Stored data:
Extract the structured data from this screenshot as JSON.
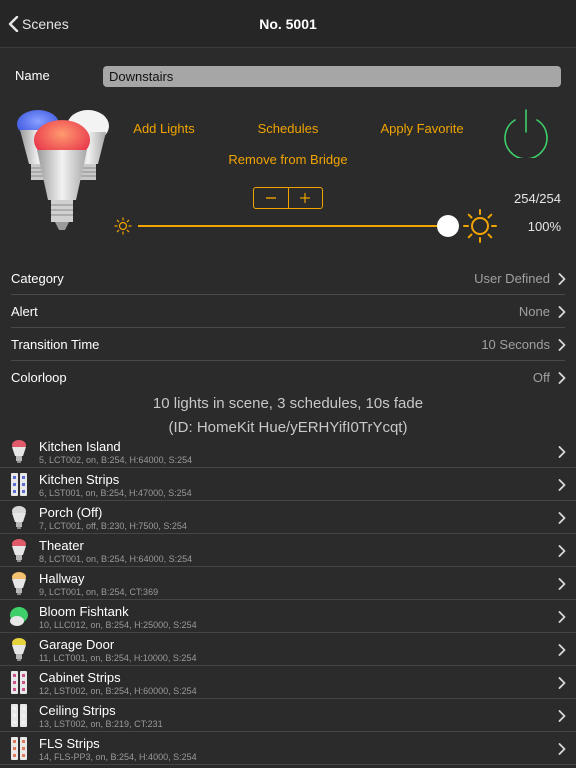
{
  "navbar": {
    "back_label": "Scenes",
    "title": "No. 5001"
  },
  "name": {
    "label": "Name",
    "value": "Downstairs"
  },
  "actions": {
    "add_lights": "Add Lights",
    "schedules": "Schedules",
    "apply_favorite": "Apply Favorite",
    "remove_from_bridge": "Remove from Bridge"
  },
  "brightness": {
    "value_text": "254/254",
    "percent_text": "100%",
    "level": 1.0
  },
  "settings": [
    {
      "label": "Category",
      "value": "User Defined"
    },
    {
      "label": "Alert",
      "value": "None"
    },
    {
      "label": "Transition Time",
      "value": "10 Seconds"
    },
    {
      "label": "Colorloop",
      "value": "Off"
    }
  ],
  "summary": {
    "line1": "10 lights in scene, 3 schedules, 10s fade",
    "line2": "(ID: HomeKit Hue/yERHYifI0TrYcqt)"
  },
  "lights": [
    {
      "name": "Kitchen Island",
      "detail": "5, LCT002, on, B:254, H:64000, S:254",
      "icon": "bulb-icon",
      "color": "#e05a6a"
    },
    {
      "name": "Kitchen Strips",
      "detail": "6, LST001, on, B:254, H:47000, S:254",
      "icon": "lightstrip-icon",
      "color": "#5b6bd8"
    },
    {
      "name": "Porch (Off)",
      "detail": "7, LCT001, off, B:230, H:7500, S:254",
      "icon": "bulb-icon",
      "color": "#d8d8d8"
    },
    {
      "name": "Theater",
      "detail": "8, LCT001, on, B:254, H:64000, S:254",
      "icon": "bulb-icon",
      "color": "#e05a6a"
    },
    {
      "name": "Hallway",
      "detail": "9, LCT001, on, B:254, CT:369",
      "icon": "bulb-icon",
      "color": "#f3c070"
    },
    {
      "name": "Bloom Fishtank",
      "detail": "10, LLC012, on, B:254, H:25000, S:254",
      "icon": "bloom-icon",
      "color": "#3ecf6a"
    },
    {
      "name": "Garage Door",
      "detail": "11, LCT001, on, B:254, H:10000, S:254",
      "icon": "bulb-icon",
      "color": "#e6d23a"
    },
    {
      "name": "Cabinet Strips",
      "detail": "12, LST002, on, B:254, H:60000, S:254",
      "icon": "lightstrip-icon",
      "color": "#d0508a"
    },
    {
      "name": "Ceiling Strips",
      "detail": "13, LST002, on, B:219, CT:231",
      "icon": "lightstrip-icon",
      "color": "#f2f2f2"
    },
    {
      "name": "FLS Strips",
      "detail": "14, FLS-PP3, on, B:254, H:4000, S:254",
      "icon": "lightstrip-icon",
      "color": "#e07a5a"
    }
  ],
  "colors": {
    "accent": "#f0a400",
    "power": "#3ecf6a",
    "background": "#2b2b2b"
  }
}
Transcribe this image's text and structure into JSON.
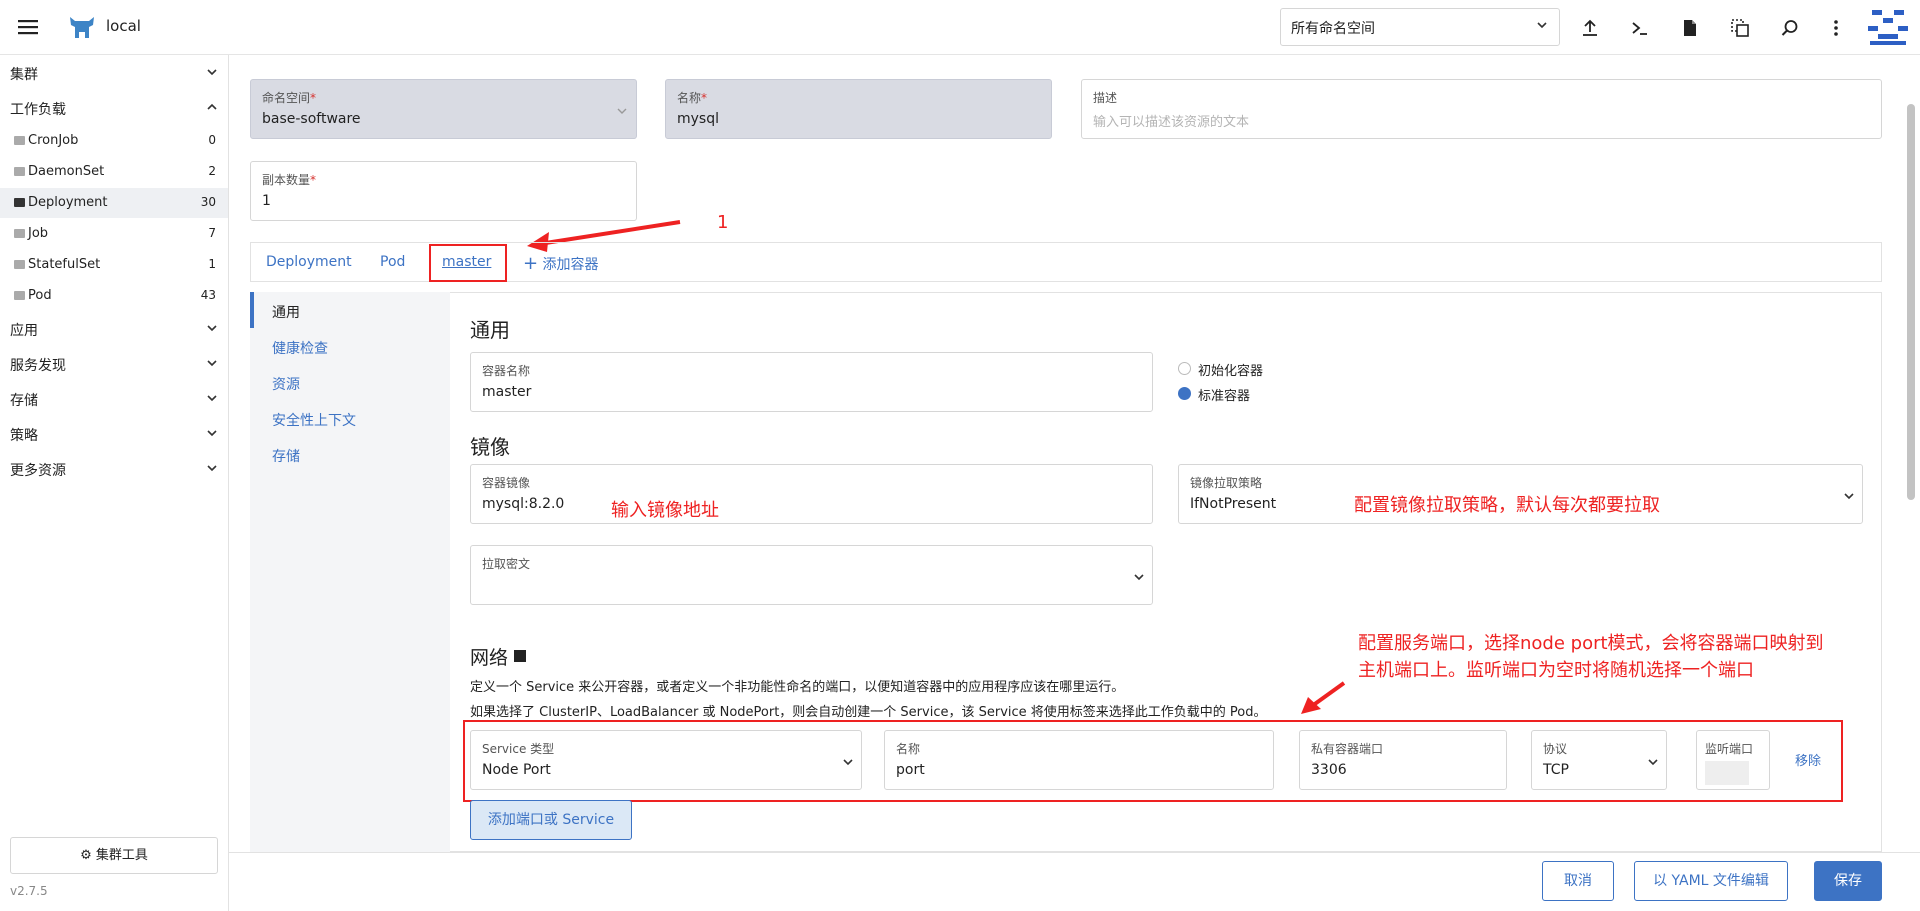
{
  "header": {
    "cluster_name": "local",
    "namespace_select": "所有命名空间"
  },
  "sidebar": {
    "groups": [
      "集群",
      "工作负载",
      "应用",
      "服务发现",
      "存储",
      "策略",
      "更多资源"
    ],
    "workloads": [
      {
        "label": "CronJob",
        "count": "0"
      },
      {
        "label": "DaemonSet",
        "count": "2"
      },
      {
        "label": "Deployment",
        "count": "30"
      },
      {
        "label": "Job",
        "count": "7"
      },
      {
        "label": "StatefulSet",
        "count": "1"
      },
      {
        "label": "Pod",
        "count": "43"
      }
    ],
    "cluster_tools": "集群工具",
    "version": "v2.7.5"
  },
  "form": {
    "namespace": {
      "label": "命名空间",
      "value": "base-software"
    },
    "name": {
      "label": "名称",
      "value": "mysql"
    },
    "description": {
      "label": "描述",
      "placeholder": "输入可以描述该资源的文本"
    },
    "replicas": {
      "label": "副本数量",
      "value": "1"
    }
  },
  "tabs": [
    "Deployment",
    "Pod",
    "master",
    "添加容器"
  ],
  "subnav": [
    "通用",
    "健康检查",
    "资源",
    "安全性上下文",
    "存储"
  ],
  "general": {
    "title": "通用",
    "container_name": {
      "label": "容器名称",
      "value": "master"
    },
    "radio_init": "初始化容器",
    "radio_standard": "标准容器"
  },
  "image": {
    "title": "镜像",
    "container_image": {
      "label": "容器镜像",
      "value": "mysql:8.2.0"
    },
    "pull_policy": {
      "label": "镜像拉取策略",
      "value": "IfNotPresent"
    },
    "pull_secret": {
      "label": "拉取密文"
    }
  },
  "network": {
    "title": "网络",
    "desc1": "定义一个 Service 来公开容器，或者定义一个非功能性命名的端口，以便知道容器中的应用程序应该在哪里运行。",
    "desc2": "如果选择了 ClusterIP、LoadBalancer 或 NodePort，则会自动创建一个 Service，该 Service 将使用标签来选择此工作负载中的 Pod。",
    "service_type": {
      "label": "Service 类型",
      "value": "Node Port"
    },
    "port_name": {
      "label": "名称",
      "value": "port"
    },
    "private_port": {
      "label": "私有容器端口",
      "value": "3306"
    },
    "protocol": {
      "label": "协议",
      "value": "TCP"
    },
    "listen_port": {
      "label": "监听端口"
    },
    "remove": "移除",
    "add_port": "添加端口或 Service"
  },
  "annotations": {
    "step1": "1",
    "image_hint": "输入镜像地址",
    "pull_hint": "配置镜像拉取策略，默认每次都要拉取",
    "port_hint_1": "配置服务端口，选择node port模式，会将容器端口映射到",
    "port_hint_2": "主机端口上。监听端口为空时将随机选择一个端口"
  },
  "footer": {
    "cancel": "取消",
    "yaml": "以 YAML 文件编辑",
    "save": "保存"
  },
  "colors": {
    "accent": "#3d73c4",
    "annotation": "#e22222"
  }
}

### What to do
The records above need to be given again exactly. Omit the pictures.

### Worked solution
Extract the structured data from this screenshot as JSON.
{
  "navbar": {
    "back_label": "Scenes",
    "title": "No. 5001"
  },
  "name": {
    "label": "Name",
    "value": "Downstairs"
  },
  "actions": {
    "add_lights": "Add Lights",
    "schedules": "Schedules",
    "apply_favorite": "Apply Favorite",
    "remove_from_bridge": "Remove from Bridge"
  },
  "brightness": {
    "value_text": "254/254",
    "percent_text": "100%",
    "level": 1.0
  },
  "settings": [
    {
      "label": "Category",
      "value": "User Defined"
    },
    {
      "label": "Alert",
      "value": "None"
    },
    {
      "label": "Transition Time",
      "value": "10 Seconds"
    },
    {
      "label": "Colorloop",
      "value": "Off"
    }
  ],
  "summary": {
    "line1": "10 lights in scene, 3 schedules, 10s fade",
    "line2": "(ID: HomeKit Hue/yERHYifI0TrYcqt)"
  },
  "lights": [
    {
      "name": "Kitchen Island",
      "detail": "5, LCT002, on, B:254, H:64000, S:254",
      "icon": "bulb-icon",
      "color": "#e05a6a"
    },
    {
      "name": "Kitchen Strips",
      "detail": "6, LST001, on, B:254, H:47000, S:254",
      "icon": "lightstrip-icon",
      "color": "#5b6bd8"
    },
    {
      "name": "Porch (Off)",
      "detail": "7, LCT001, off, B:230, H:7500, S:254",
      "icon": "bulb-icon",
      "color": "#d8d8d8"
    },
    {
      "name": "Theater",
      "detail": "8, LCT001, on, B:254, H:64000, S:254",
      "icon": "bulb-icon",
      "color": "#e05a6a"
    },
    {
      "name": "Hallway",
      "detail": "9, LCT001, on, B:254, CT:369",
      "icon": "bulb-icon",
      "color": "#f3c070"
    },
    {
      "name": "Bloom Fishtank",
      "detail": "10, LLC012, on, B:254, H:25000, S:254",
      "icon": "bloom-icon",
      "color": "#3ecf6a"
    },
    {
      "name": "Garage Door",
      "detail": "11, LCT001, on, B:254, H:10000, S:254",
      "icon": "bulb-icon",
      "color": "#e6d23a"
    },
    {
      "name": "Cabinet Strips",
      "detail": "12, LST002, on, B:254, H:60000, S:254",
      "icon": "lightstrip-icon",
      "color": "#d0508a"
    },
    {
      "name": "Ceiling Strips",
      "detail": "13, LST002, on, B:219, CT:231",
      "icon": "lightstrip-icon",
      "color": "#f2f2f2"
    },
    {
      "name": "FLS Strips",
      "detail": "14, FLS-PP3, on, B:254, H:4000, S:254",
      "icon": "lightstrip-icon",
      "color": "#e07a5a"
    }
  ],
  "colors": {
    "accent": "#f0a400",
    "power": "#3ecf6a",
    "background": "#2b2b2b"
  }
}
Transcribe this image's text and structure into JSON.
{
  "header": {
    "cluster_name": "local",
    "namespace_select": "所有命名空间"
  },
  "sidebar": {
    "groups": [
      "集群",
      "工作负载",
      "应用",
      "服务发现",
      "存储",
      "策略",
      "更多资源"
    ],
    "workloads": [
      {
        "label": "CronJob",
        "count": "0"
      },
      {
        "label": "DaemonSet",
        "count": "2"
      },
      {
        "label": "Deployment",
        "count": "30"
      },
      {
        "label": "Job",
        "count": "7"
      },
      {
        "label": "StatefulSet",
        "count": "1"
      },
      {
        "label": "Pod",
        "count": "43"
      }
    ],
    "cluster_tools": "集群工具",
    "version": "v2.7.5"
  },
  "form": {
    "namespace": {
      "label": "命名空间",
      "value": "base-software"
    },
    "name": {
      "label": "名称",
      "value": "mysql"
    },
    "description": {
      "label": "描述",
      "placeholder": "输入可以描述该资源的文本"
    },
    "replicas": {
      "label": "副本数量",
      "value": "1"
    }
  },
  "tabs": [
    "Deployment",
    "Pod",
    "master",
    "添加容器"
  ],
  "subnav": [
    "通用",
    "健康检查",
    "资源",
    "安全性上下文",
    "存储"
  ],
  "general": {
    "title": "通用",
    "container_name": {
      "label": "容器名称",
      "value": "master"
    },
    "radio_init": "初始化容器",
    "radio_standard": "标准容器"
  },
  "image": {
    "title": "镜像",
    "container_image": {
      "label": "容器镜像",
      "value": "mysql:8.2.0"
    },
    "pull_policy": {
      "label": "镜像拉取策略",
      "value": "IfNotPresent"
    },
    "pull_secret": {
      "label": "拉取密文"
    }
  },
  "network": {
    "title": "网络",
    "desc1": "定义一个 Service 来公开容器，或者定义一个非功能性命名的端口，以便知道容器中的应用程序应该在哪里运行。",
    "desc2": "如果选择了 ClusterIP、LoadBalancer 或 NodePort，则会自动创建一个 Service，该 Service 将使用标签来选择此工作负载中的 Pod。",
    "service_type": {
      "label": "Service 类型",
      "value": "Node Port"
    },
    "port_name": {
      "label": "名称",
      "value": "port"
    },
    "private_port": {
      "label": "私有容器端口",
      "value": "3306"
    },
    "protocol": {
      "label": "协议",
      "value": "TCP"
    },
    "listen_port": {
      "label": "监听端口"
    },
    "remove": "移除",
    "add_port": "添加端口或 Service"
  },
  "annotations": {
    "step1": "1",
    "image_hint": "输入镜像地址",
    "pull_hint": "配置镜像拉取策略，默认每次都要拉取",
    "port_hint_1": "配置服务端口，选择node port模式，会将容器端口映射到",
    "port_hint_2": "主机端口上。监听端口为空时将随机选择一个端口"
  },
  "footer": {
    "cancel": "取消",
    "yaml": "以 YAML 文件编辑",
    "save": "保存"
  },
  "colors": {
    "accent": "#3d73c4",
    "annotation": "#e22222"
  }
}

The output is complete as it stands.